Data entries
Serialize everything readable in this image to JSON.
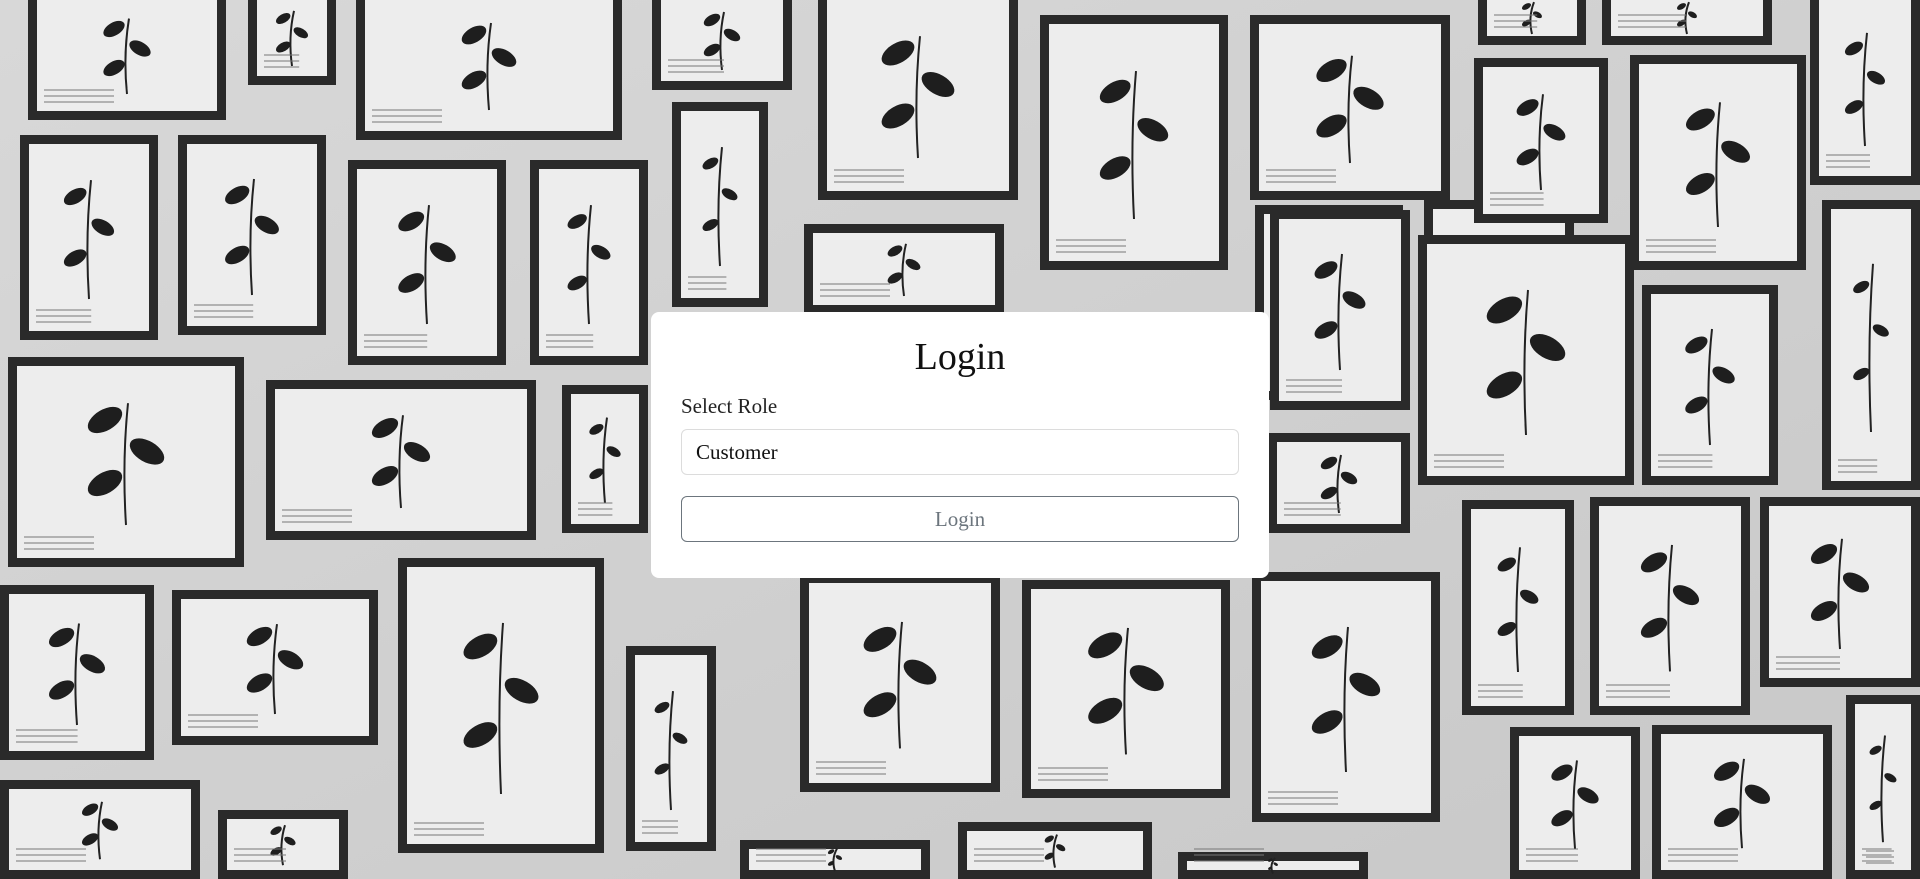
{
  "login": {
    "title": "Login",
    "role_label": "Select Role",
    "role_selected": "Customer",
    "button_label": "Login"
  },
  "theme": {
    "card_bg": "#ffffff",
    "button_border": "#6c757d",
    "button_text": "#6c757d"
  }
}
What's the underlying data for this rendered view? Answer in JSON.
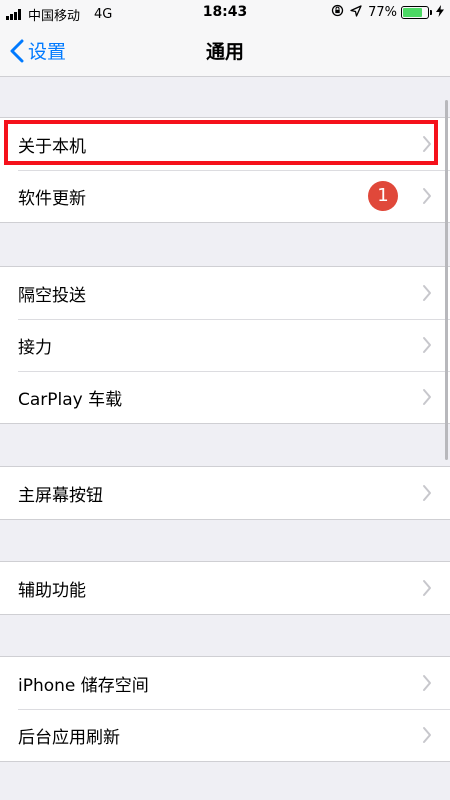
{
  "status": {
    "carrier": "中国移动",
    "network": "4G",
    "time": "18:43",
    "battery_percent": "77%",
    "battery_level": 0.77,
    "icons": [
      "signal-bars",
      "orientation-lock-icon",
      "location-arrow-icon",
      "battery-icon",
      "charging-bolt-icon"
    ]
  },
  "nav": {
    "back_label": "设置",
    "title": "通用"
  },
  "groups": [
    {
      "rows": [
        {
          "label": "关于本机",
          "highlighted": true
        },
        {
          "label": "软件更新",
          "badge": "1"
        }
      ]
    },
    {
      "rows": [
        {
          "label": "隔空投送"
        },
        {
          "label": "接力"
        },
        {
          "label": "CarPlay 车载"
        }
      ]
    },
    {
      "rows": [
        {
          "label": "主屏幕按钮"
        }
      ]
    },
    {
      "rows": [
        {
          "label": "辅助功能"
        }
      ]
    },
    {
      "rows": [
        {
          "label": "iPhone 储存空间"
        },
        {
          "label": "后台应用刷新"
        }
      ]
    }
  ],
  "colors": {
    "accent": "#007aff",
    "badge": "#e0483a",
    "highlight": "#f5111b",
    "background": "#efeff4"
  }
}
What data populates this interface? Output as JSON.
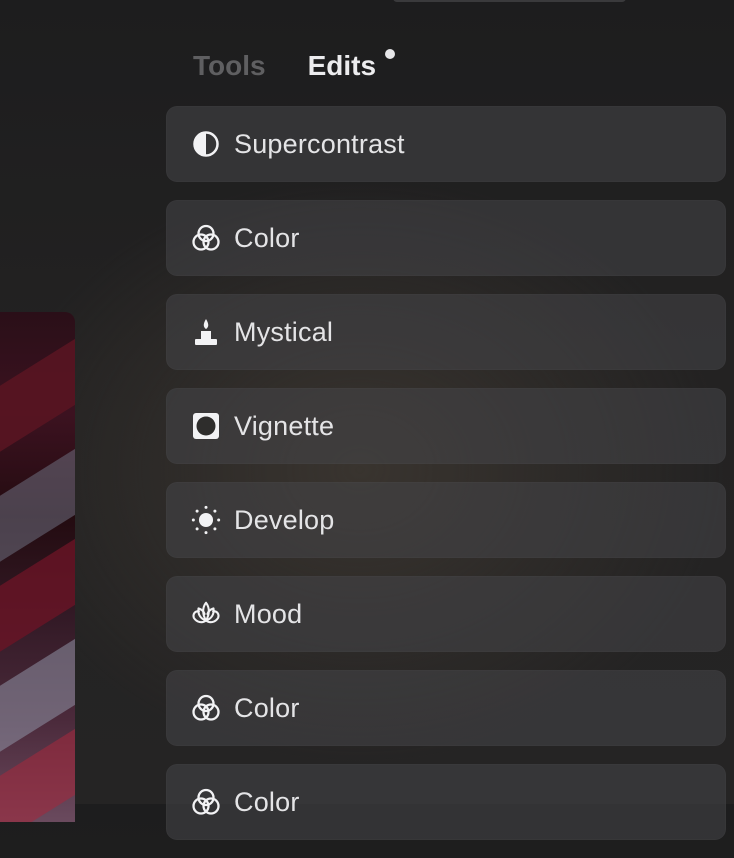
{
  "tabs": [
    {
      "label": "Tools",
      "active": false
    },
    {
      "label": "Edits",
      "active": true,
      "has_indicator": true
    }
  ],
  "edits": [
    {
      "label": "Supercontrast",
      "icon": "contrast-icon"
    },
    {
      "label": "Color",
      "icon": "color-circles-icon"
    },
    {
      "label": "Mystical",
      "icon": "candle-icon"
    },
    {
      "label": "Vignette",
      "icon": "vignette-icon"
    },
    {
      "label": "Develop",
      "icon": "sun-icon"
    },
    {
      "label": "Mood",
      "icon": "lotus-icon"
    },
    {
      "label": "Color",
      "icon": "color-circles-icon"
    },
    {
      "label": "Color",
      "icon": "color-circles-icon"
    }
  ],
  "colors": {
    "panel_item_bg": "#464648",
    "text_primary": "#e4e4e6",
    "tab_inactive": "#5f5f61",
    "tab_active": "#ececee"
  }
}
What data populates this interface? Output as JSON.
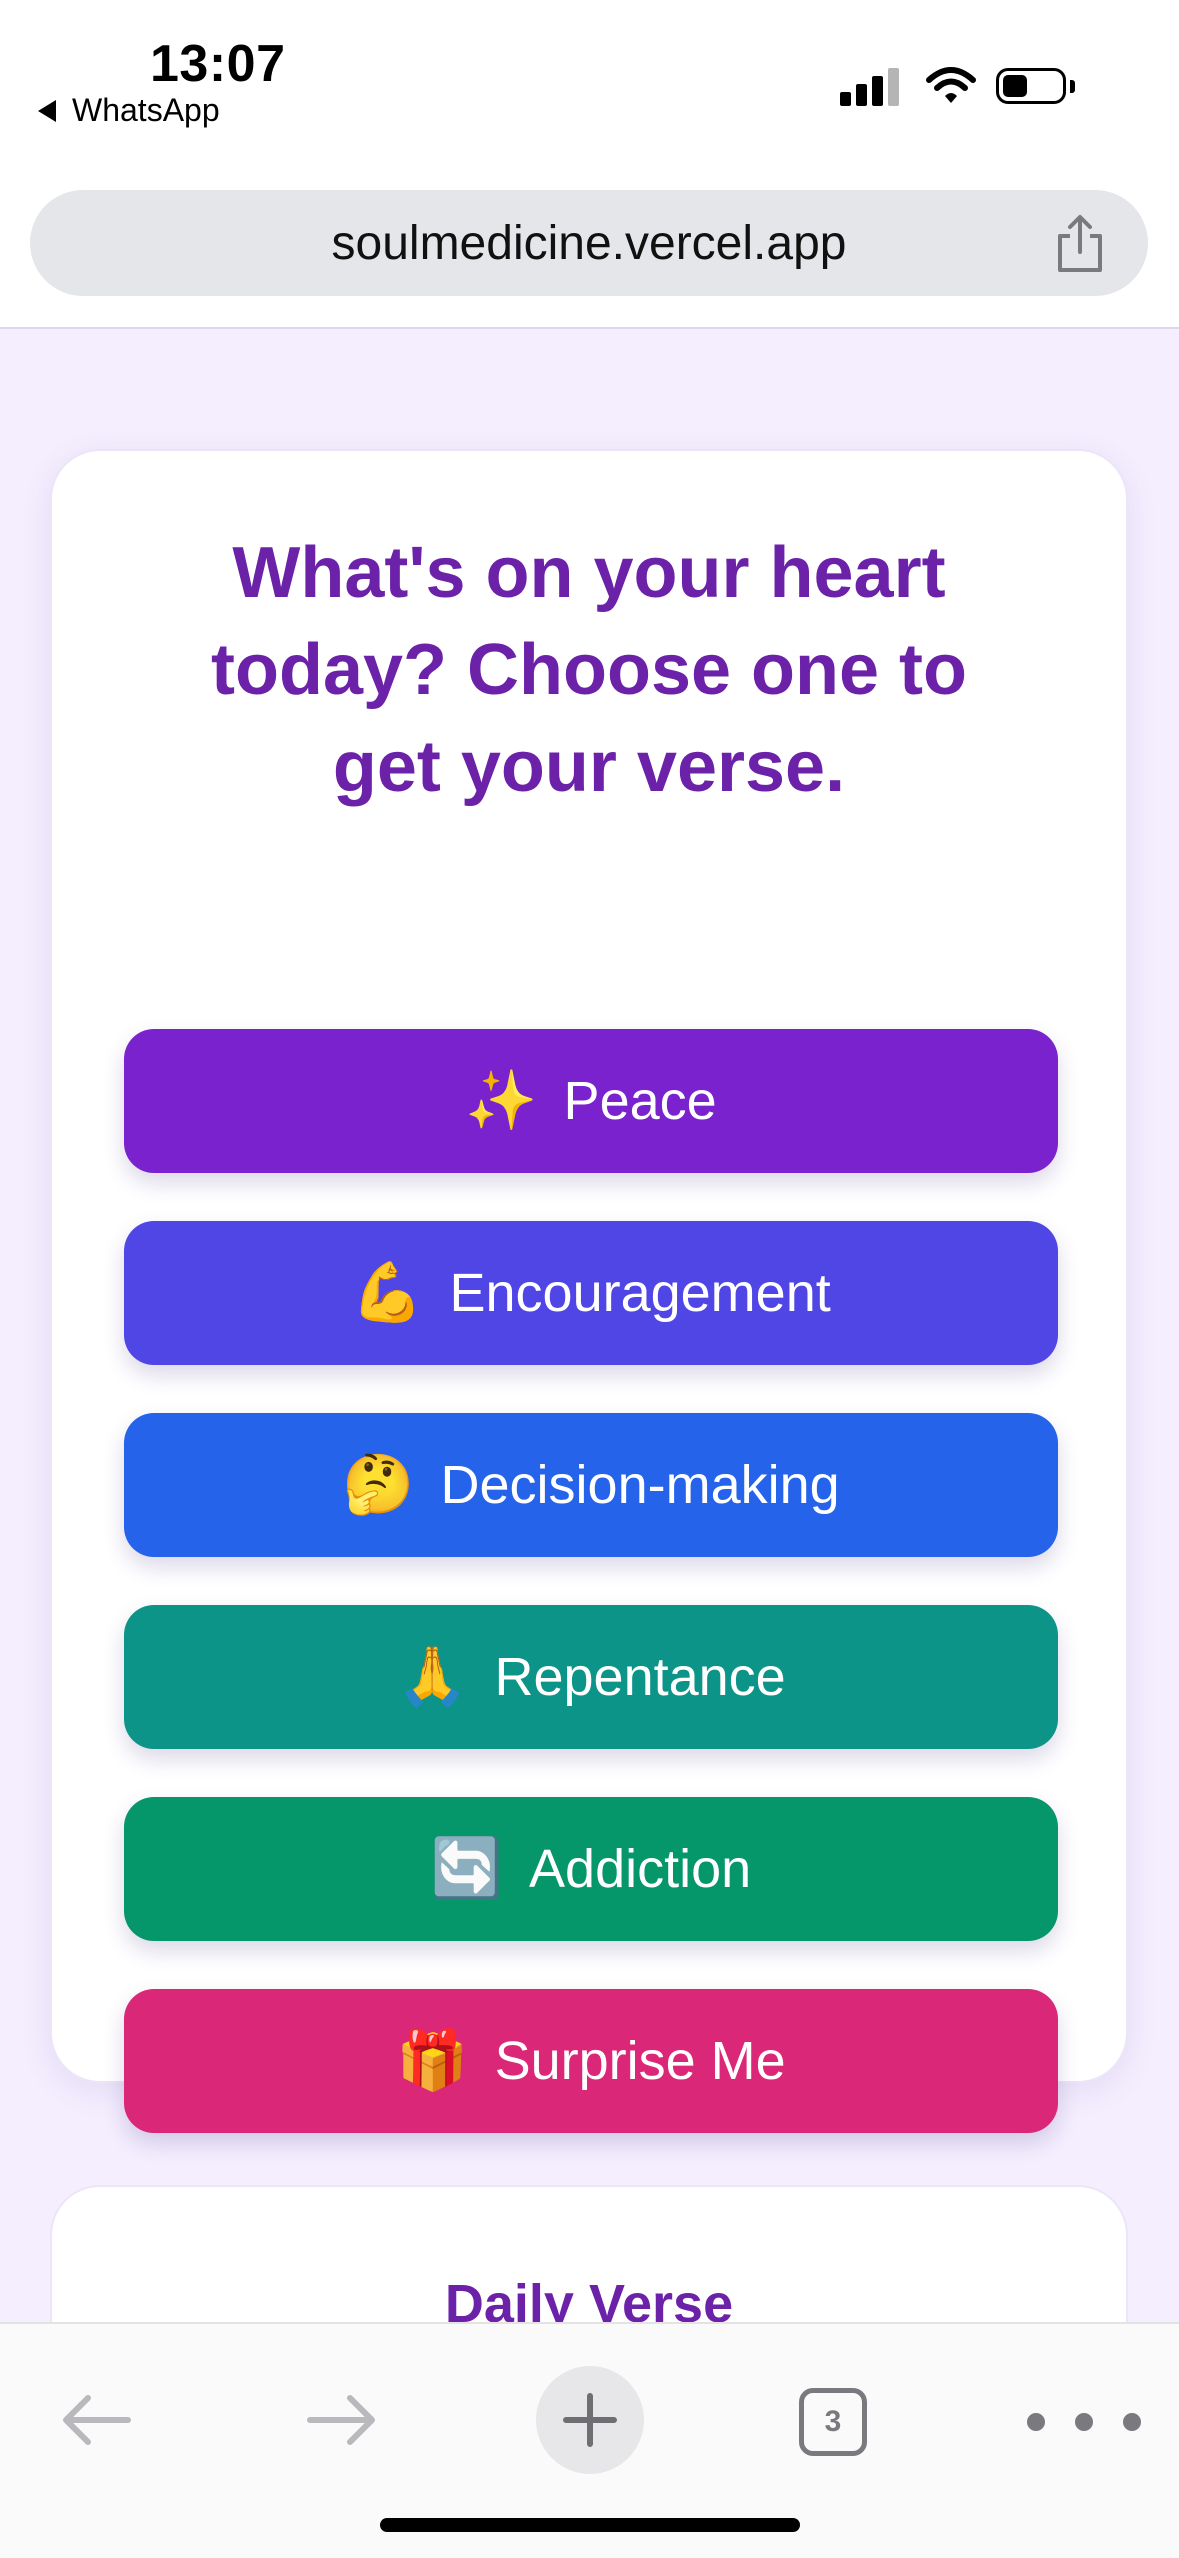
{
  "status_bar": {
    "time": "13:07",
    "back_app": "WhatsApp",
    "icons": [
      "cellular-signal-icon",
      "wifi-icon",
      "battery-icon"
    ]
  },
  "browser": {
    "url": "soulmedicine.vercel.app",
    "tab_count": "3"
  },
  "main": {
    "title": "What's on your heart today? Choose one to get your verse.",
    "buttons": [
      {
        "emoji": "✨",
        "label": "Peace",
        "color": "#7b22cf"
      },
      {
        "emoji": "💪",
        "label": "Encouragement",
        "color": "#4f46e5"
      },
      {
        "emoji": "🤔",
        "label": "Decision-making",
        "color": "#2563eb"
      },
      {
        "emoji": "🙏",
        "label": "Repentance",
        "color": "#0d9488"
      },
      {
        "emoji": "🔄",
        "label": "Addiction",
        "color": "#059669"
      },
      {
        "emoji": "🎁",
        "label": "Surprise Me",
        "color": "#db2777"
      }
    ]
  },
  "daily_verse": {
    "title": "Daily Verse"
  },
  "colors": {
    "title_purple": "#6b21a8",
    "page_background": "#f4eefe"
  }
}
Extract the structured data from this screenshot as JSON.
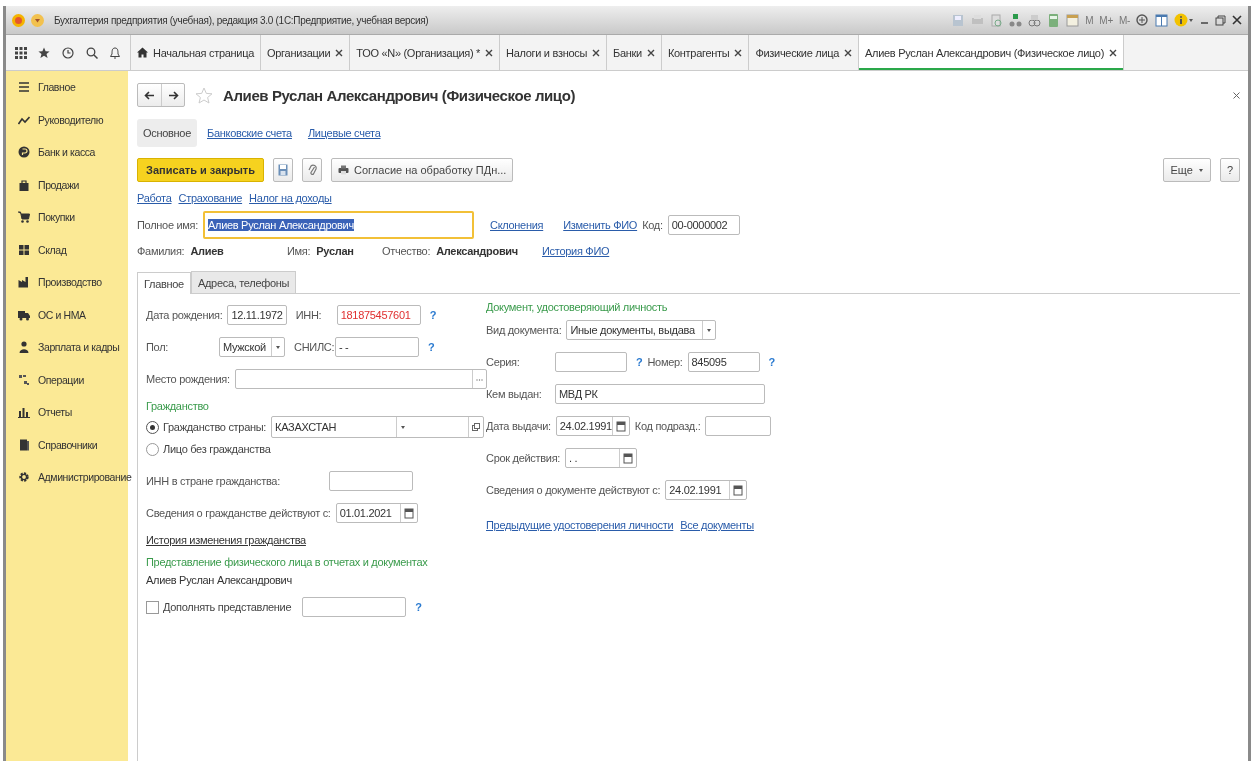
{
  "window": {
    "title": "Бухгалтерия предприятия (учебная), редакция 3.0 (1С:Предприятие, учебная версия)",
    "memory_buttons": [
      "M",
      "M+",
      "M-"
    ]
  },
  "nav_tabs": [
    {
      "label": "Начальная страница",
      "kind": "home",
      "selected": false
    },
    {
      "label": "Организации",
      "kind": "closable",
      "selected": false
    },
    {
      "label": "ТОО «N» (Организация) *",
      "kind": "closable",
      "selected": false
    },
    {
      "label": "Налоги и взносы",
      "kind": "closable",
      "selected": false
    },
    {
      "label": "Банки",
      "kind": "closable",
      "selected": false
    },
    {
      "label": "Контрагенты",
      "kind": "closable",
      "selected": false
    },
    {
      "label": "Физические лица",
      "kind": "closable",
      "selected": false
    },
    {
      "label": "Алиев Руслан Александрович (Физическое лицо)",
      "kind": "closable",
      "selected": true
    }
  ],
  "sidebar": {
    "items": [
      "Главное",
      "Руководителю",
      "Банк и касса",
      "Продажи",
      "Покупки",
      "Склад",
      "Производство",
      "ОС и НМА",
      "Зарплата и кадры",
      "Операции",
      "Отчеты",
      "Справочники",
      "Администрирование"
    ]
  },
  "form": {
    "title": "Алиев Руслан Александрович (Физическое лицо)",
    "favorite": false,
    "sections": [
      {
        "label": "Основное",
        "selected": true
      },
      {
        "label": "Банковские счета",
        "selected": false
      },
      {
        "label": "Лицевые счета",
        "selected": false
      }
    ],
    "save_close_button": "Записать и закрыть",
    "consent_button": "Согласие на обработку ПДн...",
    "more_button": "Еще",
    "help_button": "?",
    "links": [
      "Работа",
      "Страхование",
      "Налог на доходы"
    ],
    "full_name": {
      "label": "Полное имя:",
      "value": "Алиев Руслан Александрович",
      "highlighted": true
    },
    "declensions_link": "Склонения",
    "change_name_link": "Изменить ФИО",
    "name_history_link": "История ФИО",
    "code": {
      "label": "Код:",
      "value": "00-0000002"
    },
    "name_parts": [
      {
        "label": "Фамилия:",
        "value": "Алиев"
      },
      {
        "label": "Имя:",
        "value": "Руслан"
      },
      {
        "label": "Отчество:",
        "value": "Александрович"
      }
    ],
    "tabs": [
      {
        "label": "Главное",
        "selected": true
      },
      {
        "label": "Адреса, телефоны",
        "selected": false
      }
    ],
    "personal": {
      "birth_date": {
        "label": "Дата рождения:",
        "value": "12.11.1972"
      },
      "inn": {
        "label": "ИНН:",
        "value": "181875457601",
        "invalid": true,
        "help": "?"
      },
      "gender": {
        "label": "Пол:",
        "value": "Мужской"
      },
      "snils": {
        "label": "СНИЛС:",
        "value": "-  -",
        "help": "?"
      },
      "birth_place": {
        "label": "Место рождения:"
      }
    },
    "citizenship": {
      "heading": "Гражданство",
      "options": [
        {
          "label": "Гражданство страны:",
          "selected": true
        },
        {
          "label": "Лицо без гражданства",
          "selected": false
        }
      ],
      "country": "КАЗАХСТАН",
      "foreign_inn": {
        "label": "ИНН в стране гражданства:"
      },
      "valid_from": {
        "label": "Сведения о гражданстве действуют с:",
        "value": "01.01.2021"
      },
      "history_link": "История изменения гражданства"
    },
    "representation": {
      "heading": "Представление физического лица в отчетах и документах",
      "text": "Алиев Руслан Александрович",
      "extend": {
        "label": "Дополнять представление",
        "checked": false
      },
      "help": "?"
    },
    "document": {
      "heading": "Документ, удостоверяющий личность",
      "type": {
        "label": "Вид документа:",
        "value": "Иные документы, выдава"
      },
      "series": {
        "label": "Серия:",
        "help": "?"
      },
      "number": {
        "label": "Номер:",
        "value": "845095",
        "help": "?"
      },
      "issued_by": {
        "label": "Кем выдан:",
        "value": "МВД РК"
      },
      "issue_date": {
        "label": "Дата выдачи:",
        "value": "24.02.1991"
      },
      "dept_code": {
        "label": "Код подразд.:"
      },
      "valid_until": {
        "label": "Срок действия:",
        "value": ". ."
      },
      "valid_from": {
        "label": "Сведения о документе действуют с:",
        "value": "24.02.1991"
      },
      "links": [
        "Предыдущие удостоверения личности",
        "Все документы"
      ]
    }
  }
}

• **Exercise brief**: Report all lines of the material that contain the word "this".

• **Completed task**:
Serialize everything readable in this image to JSON.
What's the underlying data for this rendered view? Answer in JSON.
What data populates this interface? Output as JSON.
What data populates this interface? Output as JSON.
Extract the structured data from this screenshot as JSON.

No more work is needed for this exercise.